● EXERCISE DIRECTIONS:
Reproduce the passage of the album article below from "The Cat Empire core" up to and including "Horns (auxiliary members)", renaming "percussion" to "hand percussion" throughout.

● SELECTED EXCERPT:
*-*-*
Rising with the Sun is the seventh studio album by Melbourne band The Cat Empire. It was produced by Jan Skubiszewski and released on 4 March 2016 through Two Shoes Records. The first single was "Qué Será Ahora", followed by "Wolves" and "Bulls". "Wolves" placed at number 79 in the Triple J Hottest 100, 2015. It debuted at number one on the Australian ARIA Albums Chart, the band's second number-one debut, the first being Two Shoes (2005).

Reception
Rolling Stone Australia awarded the album four out of five stars, saying that Rising with the Sun was a "remarkably intercontinental affair." The magazine praised the new album, calling it "an ebullient celebration sans frontiers." Double J was also positive in its review, writing "The Cat Empire administer another dose of fun, diverse music on album number seven."

Track listing

Personnel 

The Cat Empire core members
 Harry James Angus – vocals, trumpet
 Will Hull-Brown – drums, percussion
 Jamshid Khadiwhala – turntables, percussion
 Ollie McGill – piano, organ, backing vocals
 Ryan Monro – bass guitar
 Felix Riebl – lead vocals, percussion

The Empire Horns (auxiliary members)
*-*-*
● GIVEN ENTRIES:
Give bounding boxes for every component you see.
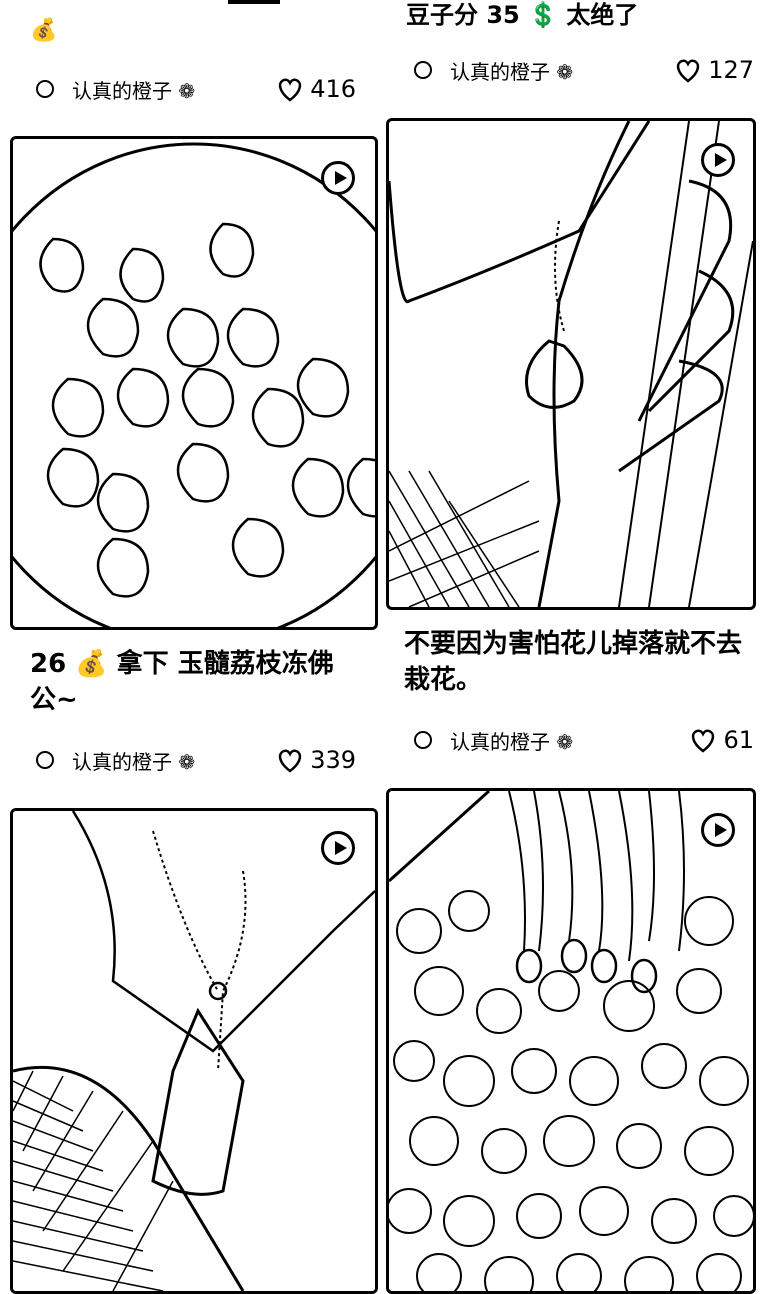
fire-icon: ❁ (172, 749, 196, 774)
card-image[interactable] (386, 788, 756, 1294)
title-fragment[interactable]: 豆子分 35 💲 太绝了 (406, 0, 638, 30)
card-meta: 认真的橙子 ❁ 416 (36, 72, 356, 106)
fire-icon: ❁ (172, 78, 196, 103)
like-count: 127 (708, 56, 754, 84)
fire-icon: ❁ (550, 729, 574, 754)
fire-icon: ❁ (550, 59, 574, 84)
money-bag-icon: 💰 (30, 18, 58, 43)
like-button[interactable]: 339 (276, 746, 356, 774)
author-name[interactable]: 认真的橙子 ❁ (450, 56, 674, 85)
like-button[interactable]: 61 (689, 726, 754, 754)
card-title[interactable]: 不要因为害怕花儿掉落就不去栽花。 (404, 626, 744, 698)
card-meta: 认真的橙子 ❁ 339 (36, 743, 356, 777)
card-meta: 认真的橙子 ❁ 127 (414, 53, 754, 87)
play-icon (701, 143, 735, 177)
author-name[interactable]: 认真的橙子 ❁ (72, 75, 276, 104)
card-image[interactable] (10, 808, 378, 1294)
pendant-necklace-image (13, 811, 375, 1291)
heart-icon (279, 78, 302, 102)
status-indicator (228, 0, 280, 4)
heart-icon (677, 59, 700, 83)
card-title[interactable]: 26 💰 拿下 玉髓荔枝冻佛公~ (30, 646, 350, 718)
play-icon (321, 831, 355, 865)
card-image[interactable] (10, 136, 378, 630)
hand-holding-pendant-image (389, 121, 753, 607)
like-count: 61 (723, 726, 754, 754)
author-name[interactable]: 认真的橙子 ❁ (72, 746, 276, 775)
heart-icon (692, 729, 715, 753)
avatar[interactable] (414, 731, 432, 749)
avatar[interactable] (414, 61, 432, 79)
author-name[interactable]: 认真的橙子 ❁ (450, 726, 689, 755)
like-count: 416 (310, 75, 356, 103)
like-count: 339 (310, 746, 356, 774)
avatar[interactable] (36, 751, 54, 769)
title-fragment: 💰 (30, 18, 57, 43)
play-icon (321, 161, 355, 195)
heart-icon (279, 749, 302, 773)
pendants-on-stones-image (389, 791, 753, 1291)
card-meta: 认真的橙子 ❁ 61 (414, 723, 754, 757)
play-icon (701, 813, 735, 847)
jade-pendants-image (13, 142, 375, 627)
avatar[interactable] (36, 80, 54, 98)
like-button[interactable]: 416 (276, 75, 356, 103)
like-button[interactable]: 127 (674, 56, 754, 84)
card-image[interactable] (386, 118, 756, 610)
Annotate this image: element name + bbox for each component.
*-*-*
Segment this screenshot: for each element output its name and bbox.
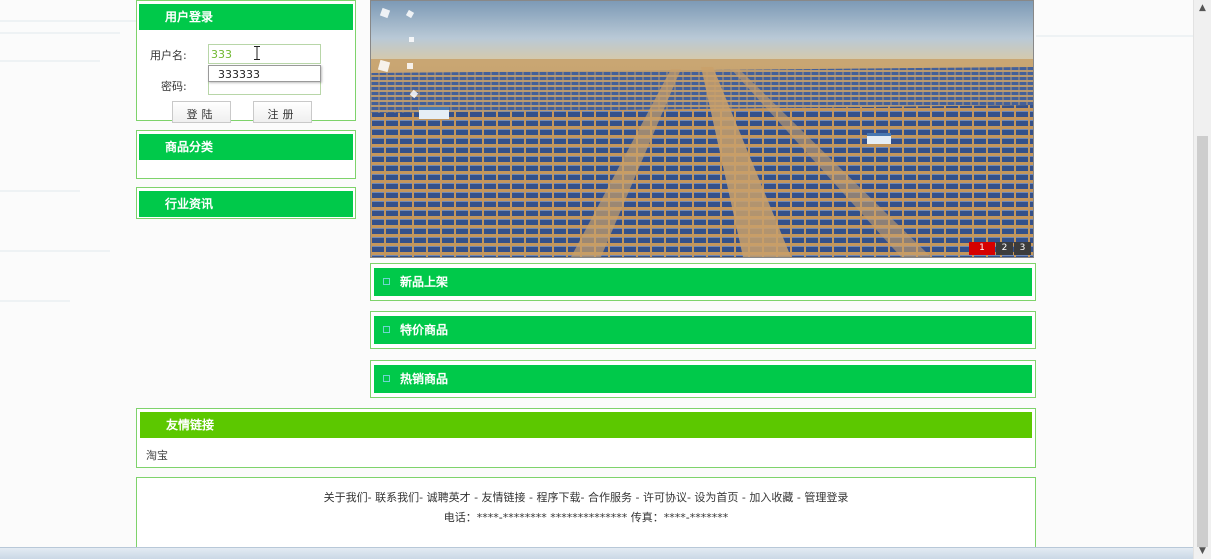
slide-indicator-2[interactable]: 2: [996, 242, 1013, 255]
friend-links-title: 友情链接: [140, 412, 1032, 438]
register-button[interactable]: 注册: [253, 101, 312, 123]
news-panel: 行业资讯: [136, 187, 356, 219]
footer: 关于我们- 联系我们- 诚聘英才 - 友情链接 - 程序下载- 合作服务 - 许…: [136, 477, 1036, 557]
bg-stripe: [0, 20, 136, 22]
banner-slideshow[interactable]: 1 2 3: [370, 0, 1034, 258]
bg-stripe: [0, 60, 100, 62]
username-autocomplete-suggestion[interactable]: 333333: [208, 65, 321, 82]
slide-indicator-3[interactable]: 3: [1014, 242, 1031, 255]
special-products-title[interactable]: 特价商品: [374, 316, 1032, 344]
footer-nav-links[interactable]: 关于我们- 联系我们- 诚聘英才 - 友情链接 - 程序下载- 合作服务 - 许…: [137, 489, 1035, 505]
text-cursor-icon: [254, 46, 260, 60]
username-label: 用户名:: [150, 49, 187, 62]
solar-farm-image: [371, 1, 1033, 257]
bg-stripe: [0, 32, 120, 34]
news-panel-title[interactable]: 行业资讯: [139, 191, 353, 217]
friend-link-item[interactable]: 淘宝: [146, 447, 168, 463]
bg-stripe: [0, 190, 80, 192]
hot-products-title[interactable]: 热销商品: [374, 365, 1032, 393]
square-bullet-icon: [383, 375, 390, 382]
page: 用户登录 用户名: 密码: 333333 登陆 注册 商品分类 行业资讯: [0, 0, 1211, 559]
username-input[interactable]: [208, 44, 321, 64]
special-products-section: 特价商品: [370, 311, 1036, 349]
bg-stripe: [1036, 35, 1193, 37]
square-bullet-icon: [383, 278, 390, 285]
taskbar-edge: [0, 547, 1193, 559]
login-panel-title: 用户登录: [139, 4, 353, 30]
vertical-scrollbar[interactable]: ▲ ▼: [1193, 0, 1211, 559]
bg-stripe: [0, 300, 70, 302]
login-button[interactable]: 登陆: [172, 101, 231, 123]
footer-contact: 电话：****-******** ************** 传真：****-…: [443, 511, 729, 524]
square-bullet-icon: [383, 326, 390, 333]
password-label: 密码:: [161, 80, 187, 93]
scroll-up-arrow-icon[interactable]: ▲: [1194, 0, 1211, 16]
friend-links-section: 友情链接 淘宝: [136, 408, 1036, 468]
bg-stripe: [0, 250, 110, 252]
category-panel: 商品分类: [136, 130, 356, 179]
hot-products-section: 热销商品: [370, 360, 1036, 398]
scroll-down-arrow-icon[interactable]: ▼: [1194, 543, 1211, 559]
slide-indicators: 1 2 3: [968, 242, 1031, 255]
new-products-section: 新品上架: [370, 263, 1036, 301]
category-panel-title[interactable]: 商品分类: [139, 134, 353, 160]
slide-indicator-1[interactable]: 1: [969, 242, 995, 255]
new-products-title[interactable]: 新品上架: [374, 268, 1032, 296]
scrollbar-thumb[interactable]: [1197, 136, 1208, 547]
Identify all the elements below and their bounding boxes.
*-*-*
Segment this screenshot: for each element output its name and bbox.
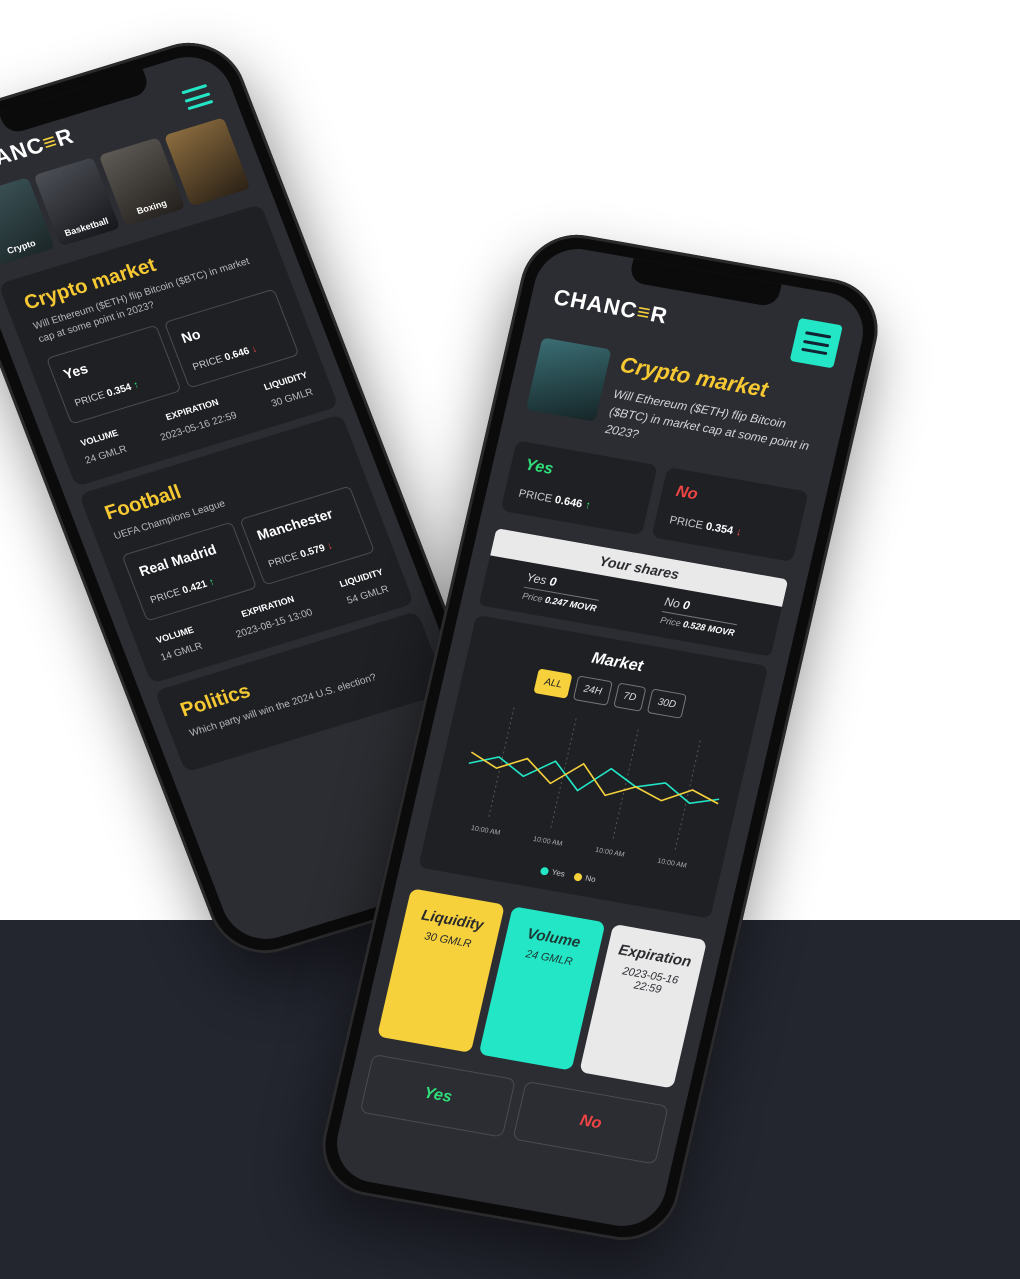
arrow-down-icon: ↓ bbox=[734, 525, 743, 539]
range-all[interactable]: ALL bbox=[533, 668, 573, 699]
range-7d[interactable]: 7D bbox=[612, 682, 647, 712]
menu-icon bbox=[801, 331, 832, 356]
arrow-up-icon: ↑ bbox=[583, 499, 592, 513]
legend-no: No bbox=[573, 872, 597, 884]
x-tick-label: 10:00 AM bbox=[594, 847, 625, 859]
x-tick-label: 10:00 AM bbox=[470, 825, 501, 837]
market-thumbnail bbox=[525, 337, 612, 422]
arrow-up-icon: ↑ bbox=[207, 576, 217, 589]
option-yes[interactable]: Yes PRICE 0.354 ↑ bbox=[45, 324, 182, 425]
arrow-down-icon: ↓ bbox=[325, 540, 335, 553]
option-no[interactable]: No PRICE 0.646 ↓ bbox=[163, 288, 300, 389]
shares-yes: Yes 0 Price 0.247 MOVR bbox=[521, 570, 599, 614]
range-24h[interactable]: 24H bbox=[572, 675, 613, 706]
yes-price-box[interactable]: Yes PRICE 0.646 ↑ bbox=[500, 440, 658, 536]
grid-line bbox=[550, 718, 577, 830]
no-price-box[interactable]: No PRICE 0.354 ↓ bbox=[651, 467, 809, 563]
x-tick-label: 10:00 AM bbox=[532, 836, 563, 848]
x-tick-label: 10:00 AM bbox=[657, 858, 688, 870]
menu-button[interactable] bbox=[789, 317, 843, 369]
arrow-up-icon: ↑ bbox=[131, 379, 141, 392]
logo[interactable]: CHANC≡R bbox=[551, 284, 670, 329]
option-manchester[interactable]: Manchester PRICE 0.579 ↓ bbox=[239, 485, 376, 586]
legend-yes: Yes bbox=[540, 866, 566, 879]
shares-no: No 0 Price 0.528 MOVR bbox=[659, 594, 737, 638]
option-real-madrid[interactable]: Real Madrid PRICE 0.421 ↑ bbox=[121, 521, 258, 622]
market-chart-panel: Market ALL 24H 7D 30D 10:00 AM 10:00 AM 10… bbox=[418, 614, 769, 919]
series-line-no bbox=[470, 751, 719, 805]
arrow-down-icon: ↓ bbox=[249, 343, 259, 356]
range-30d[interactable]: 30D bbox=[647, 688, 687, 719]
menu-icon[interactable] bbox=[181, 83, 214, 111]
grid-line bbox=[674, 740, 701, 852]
*-*-*
● SOLUTION FOR THIS TASK:
The Cat Empire core members
 Harry James Angus – vocals, trumpet
 Will Hull-Brown – drums, hand percussion
 Jamshid Khadiwhala – turntables, hand percussion
 Ollie McGill – piano, organ, backing vocals
 Ryan Monro – bass guitar
 Felix Riebl – lead vocals, hand percussion

The Empire Horns (auxiliary members)